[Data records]

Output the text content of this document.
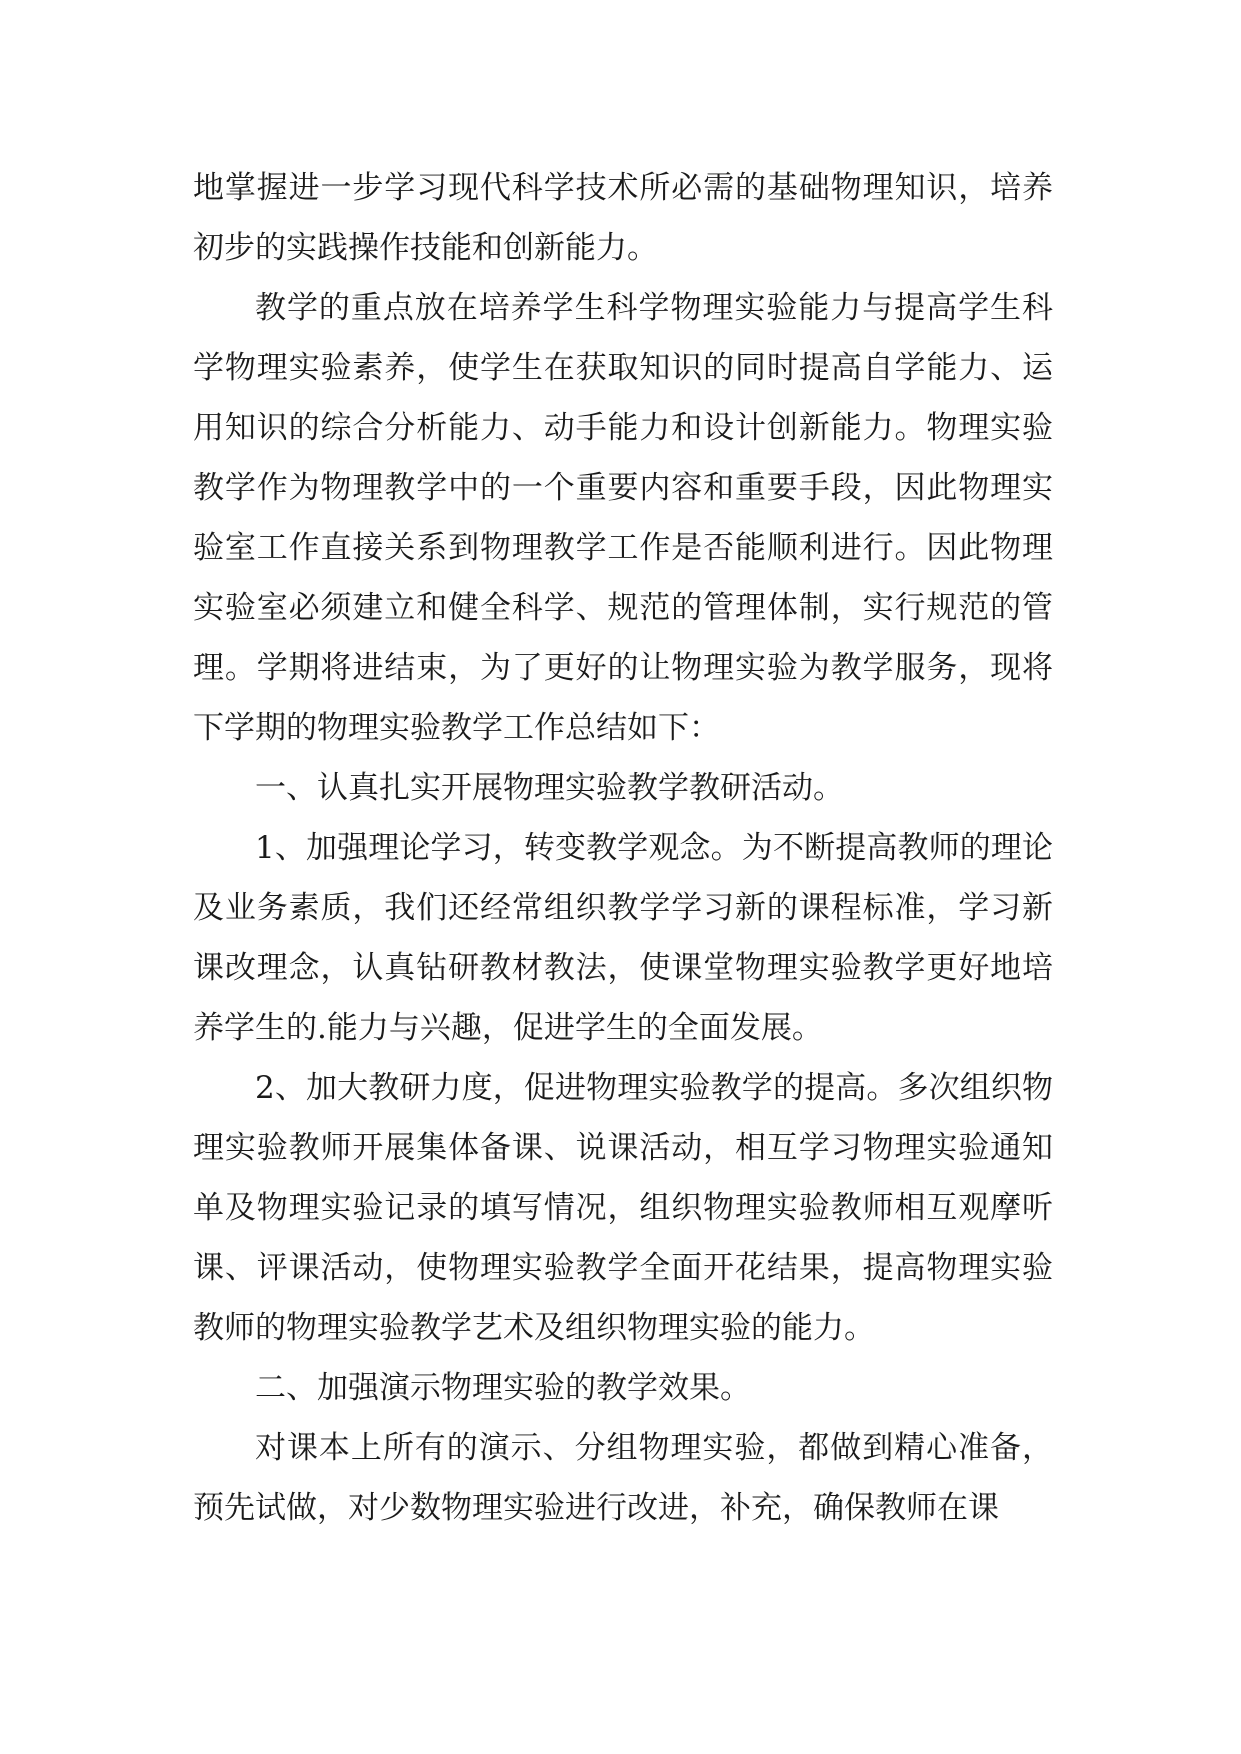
地掌握进一步学习现代科学技术所必需的基础物理知识，培养初步的实践操作技能和创新能力。

教学的重点放在培养学生科学物理实验能力与提高学生科学物理实验素养，使学生在获取知识的同时提高自学能力、运用知识的综合分析能力、动手能力和设计创新能力。物理实验教学作为物理教学中的一个重要内容和重要手段，因此物理实验室工作直接关系到物理教学工作是否能顺利进行。因此物理实验室必须建立和健全科学、规范的管理体制，实行规范的管理。学期将进结束，为了更好的让物理实验为教学服务，现将下学期的物理实验教学工作总结如下：

一、认真扎实开展物理实验教学教研活动。

1、加强理论学习，转变教学观念。为不断提高教师的理论及业务素质，我们还经常组织教学学习新的课程标准，学习新课改理念，认真钻研教材教法，使课堂物理实验教学更好地培养学生的.能力与兴趣，促进学生的全面发展。

2、加大教研力度，促进物理实验教学的提高。多次组织物理实验教师开展集体备课、说课活动，相互学习物理实验通知单及物理实验记录的填写情况，组织物理实验教师相互观摩听课、评课活动，使物理实验教学全面开花结果，提高物理实验教师的物理实验教学艺术及组织物理实验的能力。

二、加强演示物理实验的教学效果。

对课本上所有的演示、分组物理实验，都做到精心准备，预先试做，对少数物理实验进行改进，补充，确保教师在课
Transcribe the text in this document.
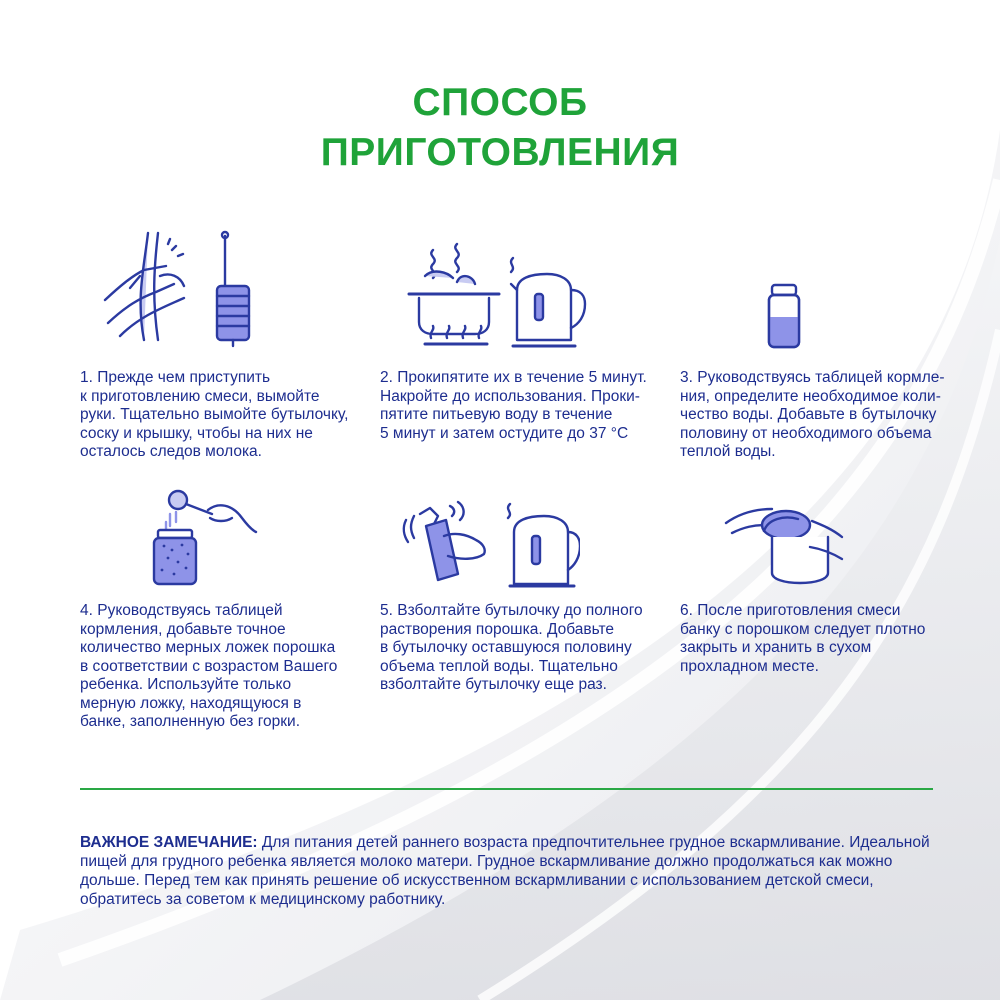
СПОСОБ
ПРИГОТОВЛЕНИЯ
1. Прежде чем приступить
к приготовлению смеси, вымойте
руки. Тщательно вымойте бутылочку,
соску и крышку, чтобы на них не
осталось следов молока.
2. Прокипятите их в течение 5 минут.
Накройте до использования. Проки-
пятите питьевую воду в течение
5 минут и затем остудите до 37 °С
3. Руководствуясь таблицей кормле-
ния, определите необходимое коли-
чество воды. Добавьте в бутылочку
половину от необходимого объема
теплой воды.
4. Руководствуясь таблицей
кормления, добавьте точное
количество мерных ложек порошка
в соответствии с возрастом Вашего
ребенка. Используйте только
мерную ложку, находящуюся в
банке, заполненную без горки.
5. Взболтайте бутылочку до полного
растворения порошка. Добавьте
в бутылочку оставшуюся половину
объема теплой воды. Тщательно
взболтайте бутылочку еще раз.
6. После приготовления смеси
банку с порошком следует плотно
закрыть и хранить в сухом
прохладном месте.
ВАЖНОЕ ЗАМЕЧАНИЕ: Для питания детей раннего возраста предпочтительнее грудное вскармливание. Идеальной
пищей для грудного ребенка является молоко матери. Грудное вскармливание должно продолжаться как можно
дольше. Перед тем как принять решение об искусственном вскармливании с использованием детской смеси,
обратитесь за советом к медицинскому работнику.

## EXERCISE INSTRUCTIONS
Copy only the lines running from the one that holds "Transcribe the text in this document." through the last line of the data, and include both of those lines. Do not copy any pictures.

## COMPLETE RESPONSE
Transcribe the text in this document.
СПОСОБ
ПРИГОТОВЛЕНИЯ
1. Прежде чем приступить
к приготовлению смеси, вымойте
руки. Тщательно вымойте бутылочку,
соску и крышку, чтобы на них не
осталось следов молока.
2. Прокипятите их в течение 5 минут.
Накройте до использования. Проки-
пятите питьевую воду в течение
5 минут и затем остудите до 37 °С
3. Руководствуясь таблицей кормле-
ния, определите необходимое коли-
чество воды. Добавьте в бутылочку
половину от необходимого объема
теплой воды.
4. Руководствуясь таблицей
кормления, добавьте точное
количество мерных ложек порошка
в соответствии с возрастом Вашего
ребенка. Используйте только
мерную ложку, находящуюся в
банке, заполненную без горки.
5. Взболтайте бутылочку до полного
растворения порошка. Добавьте
в бутылочку оставшуюся половину
объема теплой воды. Тщательно
взболтайте бутылочку еще раз.
6. После приготовления смеси
банку с порошком следует плотно
закрыть и хранить в сухом
прохладном месте.
ВАЖНОЕ ЗАМЕЧАНИЕ: Для питания детей раннего возраста предпочтительнее грудное вскармливание. Идеальной
пищей для грудного ребенка является молоко матери. Грудное вскармливание должно продолжаться как можно
дольше. Перед тем как принять решение об искусственном вскармливании с использованием детской смеси,
обратитесь за советом к медицинскому работнику.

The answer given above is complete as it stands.